# Exercise requirements
Each line below should be reproduced without any alteration.

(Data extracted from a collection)
● ● ● ● ●
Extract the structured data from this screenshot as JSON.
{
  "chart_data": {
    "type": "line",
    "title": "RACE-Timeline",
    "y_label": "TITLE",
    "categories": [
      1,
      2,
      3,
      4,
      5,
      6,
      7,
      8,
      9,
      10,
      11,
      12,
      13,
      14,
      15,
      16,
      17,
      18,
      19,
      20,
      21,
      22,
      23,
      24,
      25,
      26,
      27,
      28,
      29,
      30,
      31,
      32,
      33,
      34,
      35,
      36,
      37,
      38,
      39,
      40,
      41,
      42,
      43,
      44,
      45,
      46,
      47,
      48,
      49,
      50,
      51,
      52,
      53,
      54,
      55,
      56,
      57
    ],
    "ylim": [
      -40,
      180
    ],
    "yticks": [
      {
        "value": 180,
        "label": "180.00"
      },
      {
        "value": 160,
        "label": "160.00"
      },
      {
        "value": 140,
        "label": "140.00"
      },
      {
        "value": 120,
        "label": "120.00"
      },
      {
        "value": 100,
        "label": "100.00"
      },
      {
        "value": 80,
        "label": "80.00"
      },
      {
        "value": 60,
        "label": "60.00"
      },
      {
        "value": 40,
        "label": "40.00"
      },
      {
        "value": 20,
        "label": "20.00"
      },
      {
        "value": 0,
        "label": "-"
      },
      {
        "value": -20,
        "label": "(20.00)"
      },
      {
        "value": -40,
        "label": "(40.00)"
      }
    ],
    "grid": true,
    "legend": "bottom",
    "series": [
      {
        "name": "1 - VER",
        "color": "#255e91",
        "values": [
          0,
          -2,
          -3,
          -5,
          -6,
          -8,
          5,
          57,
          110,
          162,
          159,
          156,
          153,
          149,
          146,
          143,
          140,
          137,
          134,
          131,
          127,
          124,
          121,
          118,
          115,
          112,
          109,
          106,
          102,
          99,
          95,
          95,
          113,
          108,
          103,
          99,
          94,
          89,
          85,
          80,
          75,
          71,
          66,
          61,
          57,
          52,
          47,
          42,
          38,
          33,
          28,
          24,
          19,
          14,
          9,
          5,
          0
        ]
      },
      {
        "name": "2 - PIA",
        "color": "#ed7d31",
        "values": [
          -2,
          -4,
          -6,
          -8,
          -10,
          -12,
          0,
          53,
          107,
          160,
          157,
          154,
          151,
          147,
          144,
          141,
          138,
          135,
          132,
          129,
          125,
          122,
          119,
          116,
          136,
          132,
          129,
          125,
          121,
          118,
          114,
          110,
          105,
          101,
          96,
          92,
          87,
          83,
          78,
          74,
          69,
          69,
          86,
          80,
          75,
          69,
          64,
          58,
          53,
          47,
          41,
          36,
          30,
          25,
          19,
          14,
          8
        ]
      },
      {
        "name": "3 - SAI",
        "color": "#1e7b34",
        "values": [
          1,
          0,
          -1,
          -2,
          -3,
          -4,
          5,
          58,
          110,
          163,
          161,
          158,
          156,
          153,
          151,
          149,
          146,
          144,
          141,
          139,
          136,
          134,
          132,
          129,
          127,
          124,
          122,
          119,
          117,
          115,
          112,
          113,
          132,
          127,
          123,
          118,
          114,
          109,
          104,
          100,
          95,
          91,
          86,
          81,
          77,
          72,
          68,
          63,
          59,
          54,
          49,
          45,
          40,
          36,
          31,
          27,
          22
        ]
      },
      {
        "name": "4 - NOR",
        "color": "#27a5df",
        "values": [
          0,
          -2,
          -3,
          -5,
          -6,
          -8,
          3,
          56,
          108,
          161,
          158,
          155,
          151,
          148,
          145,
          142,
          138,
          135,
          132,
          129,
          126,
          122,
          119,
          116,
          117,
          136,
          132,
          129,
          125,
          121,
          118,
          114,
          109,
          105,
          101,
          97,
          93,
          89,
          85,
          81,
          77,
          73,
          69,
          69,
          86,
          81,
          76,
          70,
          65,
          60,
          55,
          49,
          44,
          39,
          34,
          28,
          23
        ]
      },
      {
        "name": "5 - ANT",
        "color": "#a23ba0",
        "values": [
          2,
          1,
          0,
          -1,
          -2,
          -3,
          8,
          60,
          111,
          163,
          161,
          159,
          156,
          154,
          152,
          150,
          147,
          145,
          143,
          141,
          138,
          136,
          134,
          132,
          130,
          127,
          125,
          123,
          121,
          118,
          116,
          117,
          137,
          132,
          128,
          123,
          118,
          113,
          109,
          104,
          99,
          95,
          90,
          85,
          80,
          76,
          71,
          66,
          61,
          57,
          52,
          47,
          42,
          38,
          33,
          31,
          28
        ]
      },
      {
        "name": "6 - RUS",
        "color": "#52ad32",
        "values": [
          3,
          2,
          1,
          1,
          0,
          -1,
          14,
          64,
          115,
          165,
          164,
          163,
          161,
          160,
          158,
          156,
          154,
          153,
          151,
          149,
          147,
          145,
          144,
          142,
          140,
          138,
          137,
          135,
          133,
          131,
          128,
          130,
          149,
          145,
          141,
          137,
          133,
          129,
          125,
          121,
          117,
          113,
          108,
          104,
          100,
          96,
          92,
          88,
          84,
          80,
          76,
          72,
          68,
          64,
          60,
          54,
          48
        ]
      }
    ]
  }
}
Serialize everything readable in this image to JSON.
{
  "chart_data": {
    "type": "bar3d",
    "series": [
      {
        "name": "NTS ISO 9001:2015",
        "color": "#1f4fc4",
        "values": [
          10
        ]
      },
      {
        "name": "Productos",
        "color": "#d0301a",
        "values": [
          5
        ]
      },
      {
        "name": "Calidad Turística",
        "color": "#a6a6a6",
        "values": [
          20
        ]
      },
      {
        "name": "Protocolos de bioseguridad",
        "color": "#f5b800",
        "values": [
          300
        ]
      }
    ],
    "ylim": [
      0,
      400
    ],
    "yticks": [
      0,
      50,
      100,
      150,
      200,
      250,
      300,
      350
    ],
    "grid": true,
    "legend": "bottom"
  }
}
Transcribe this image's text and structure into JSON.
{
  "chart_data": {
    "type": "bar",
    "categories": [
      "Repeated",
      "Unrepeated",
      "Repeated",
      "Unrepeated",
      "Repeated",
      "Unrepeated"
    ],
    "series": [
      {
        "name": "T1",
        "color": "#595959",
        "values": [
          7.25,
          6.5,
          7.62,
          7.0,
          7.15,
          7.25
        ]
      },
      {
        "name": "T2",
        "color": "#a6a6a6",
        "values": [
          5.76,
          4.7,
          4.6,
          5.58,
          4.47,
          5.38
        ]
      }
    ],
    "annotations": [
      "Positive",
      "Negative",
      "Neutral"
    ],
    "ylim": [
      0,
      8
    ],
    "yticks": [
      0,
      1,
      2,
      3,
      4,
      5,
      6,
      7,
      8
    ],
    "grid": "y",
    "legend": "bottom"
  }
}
● ● ● ● ●
# Response below
Extract the structured data from this screenshot as JSON.
{
  "chart_data": {
    "type": "line",
    "title": "RACE-Timeline",
    "y_label": "TITLE",
    "categories": [
      1,
      2,
      3,
      4,
      5,
      6,
      7,
      8,
      9,
      10,
      11,
      12,
      13,
      14,
      15,
      16,
      17,
      18,
      19,
      20,
      21,
      22,
      23,
      24,
      25,
      26,
      27,
      28,
      29,
      30,
      31,
      32,
      33,
      34,
      35,
      36,
      37,
      38,
      39,
      40,
      41,
      42,
      43,
      44,
      45,
      46,
      47,
      48,
      49,
      50,
      51,
      52,
      53,
      54,
      55,
      56,
      57
    ],
    "ylim": [
      -40,
      180
    ],
    "yticks": [
      {
        "value": 180,
        "label": "180.00"
      },
      {
        "value": 160,
        "label": "160.00"
      },
      {
        "value": 140,
        "label": "140.00"
      },
      {
        "value": 120,
        "label": "120.00"
      },
      {
        "value": 100,
        "label": "100.00"
      },
      {
        "value": 80,
        "label": "80.00"
      },
      {
        "value": 60,
        "label": "60.00"
      },
      {
        "value": 40,
        "label": "40.00"
      },
      {
        "value": 20,
        "label": "20.00"
      },
      {
        "value": 0,
        "label": "-"
      },
      {
        "value": -20,
        "label": "(20.00)"
      },
      {
        "value": -40,
        "label": "(40.00)"
      }
    ],
    "grid": true,
    "legend": "bottom",
    "series": [
      {
        "name": "1 - VER",
        "color": "#255e91",
        "values": [
          0,
          -2,
          -3,
          -5,
          -6,
          -8,
          5,
          57,
          110,
          162,
          159,
          156,
          153,
          149,
          146,
          143,
          140,
          137,
          134,
          131,
          127,
          124,
          121,
          118,
          115,
          112,
          109,
          106,
          102,
          99,
          95,
          95,
          113,
          108,
          103,
          99,
          94,
          89,
          85,
          80,
          75,
          71,
          66,
          61,
          57,
          52,
          47,
          42,
          38,
          33,
          28,
          24,
          19,
          14,
          9,
          5,
          0
        ]
      },
      {
        "name": "2 - PIA",
        "color": "#ed7d31",
        "values": [
          -2,
          -4,
          -6,
          -8,
          -10,
          -12,
          0,
          53,
          107,
          160,
          157,
          154,
          151,
          147,
          144,
          141,
          138,
          135,
          132,
          129,
          125,
          122,
          119,
          116,
          136,
          132,
          129,
          125,
          121,
          118,
          114,
          110,
          105,
          101,
          96,
          92,
          87,
          83,
          78,
          74,
          69,
          69,
          86,
          80,
          75,
          69,
          64,
          58,
          53,
          47,
          41,
          36,
          30,
          25,
          19,
          14,
          8
        ]
      },
      {
        "name": "3 - SAI",
        "color": "#1e7b34",
        "values": [
          1,
          0,
          -1,
          -2,
          -3,
          -4,
          5,
          58,
          110,
          163,
          161,
          158,
          156,
          153,
          151,
          149,
          146,
          144,
          141,
          139,
          136,
          134,
          132,
          129,
          127,
          124,
          122,
          119,
          117,
          115,
          112,
          113,
          132,
          127,
          123,
          118,
          114,
          109,
          104,
          100,
          95,
          91,
          86,
          81,
          77,
          72,
          68,
          63,
          59,
          54,
          49,
          45,
          40,
          36,
          31,
          27,
          22
        ]
      },
      {
        "name": "4 - NOR",
        "color": "#27a5df",
        "values": [
          0,
          -2,
          -3,
          -5,
          -6,
          -8,
          3,
          56,
          108,
          161,
          158,
          155,
          151,
          148,
          145,
          142,
          138,
          135,
          132,
          129,
          126,
          122,
          119,
          116,
          117,
          136,
          132,
          129,
          125,
          121,
          118,
          114,
          109,
          105,
          101,
          97,
          93,
          89,
          85,
          81,
          77,
          73,
          69,
          69,
          86,
          81,
          76,
          70,
          65,
          60,
          55,
          49,
          44,
          39,
          34,
          28,
          23
        ]
      },
      {
        "name": "5 - ANT",
        "color": "#a23ba0",
        "values": [
          2,
          1,
          0,
          -1,
          -2,
          -3,
          8,
          60,
          111,
          163,
          161,
          159,
          156,
          154,
          152,
          150,
          147,
          145,
          143,
          141,
          138,
          136,
          134,
          132,
          130,
          127,
          125,
          123,
          121,
          118,
          116,
          117,
          137,
          132,
          128,
          123,
          118,
          113,
          109,
          104,
          99,
          95,
          90,
          85,
          80,
          76,
          71,
          66,
          61,
          57,
          52,
          47,
          42,
          38,
          33,
          31,
          28
        ]
      },
      {
        "name": "6 - RUS",
        "color": "#52ad32",
        "values": [
          3,
          2,
          1,
          1,
          0,
          -1,
          14,
          64,
          115,
          165,
          164,
          163,
          161,
          160,
          158,
          156,
          154,
          153,
          151,
          149,
          147,
          145,
          144,
          142,
          140,
          138,
          137,
          135,
          133,
          131,
          128,
          130,
          149,
          145,
          141,
          137,
          133,
          129,
          125,
          121,
          117,
          113,
          108,
          104,
          100,
          96,
          92,
          88,
          84,
          80,
          76,
          72,
          68,
          64,
          60,
          54,
          48
        ]
      }
    ]
  }
}
Serialize everything readable in this image to JSON.
{
  "chart_data": {
    "type": "bar3d",
    "series": [
      {
        "name": "NTS ISO 9001:2015",
        "color": "#1f4fc4",
        "values": [
          10
        ]
      },
      {
        "name": "Productos",
        "color": "#d0301a",
        "values": [
          5
        ]
      },
      {
        "name": "Calidad Turística",
        "color": "#a6a6a6",
        "values": [
          20
        ]
      },
      {
        "name": "Protocolos de bioseguridad",
        "color": "#f5b800",
        "values": [
          300
        ]
      }
    ],
    "ylim": [
      0,
      400
    ],
    "yticks": [
      0,
      50,
      100,
      150,
      200,
      250,
      300,
      350
    ],
    "grid": true,
    "legend": "bottom"
  }
}
Transcribe this image's text and structure into JSON.
{
  "chart_data": {
    "type": "bar",
    "categories": [
      "Repeated",
      "Unrepeated",
      "Repeated",
      "Unrepeated",
      "Repeated",
      "Unrepeated"
    ],
    "series": [
      {
        "name": "T1",
        "color": "#595959",
        "values": [
          7.25,
          6.5,
          7.62,
          7.0,
          7.15,
          7.25
        ]
      },
      {
        "name": "T2",
        "color": "#a6a6a6",
        "values": [
          5.76,
          4.7,
          4.6,
          5.58,
          4.47,
          5.38
        ]
      }
    ],
    "annotations": [
      "Positive",
      "Negative",
      "Neutral"
    ],
    "ylim": [
      0,
      8
    ],
    "yticks": [
      0,
      1,
      2,
      3,
      4,
      5,
      6,
      7,
      8
    ],
    "grid": "y",
    "legend": "bottom"
  }
}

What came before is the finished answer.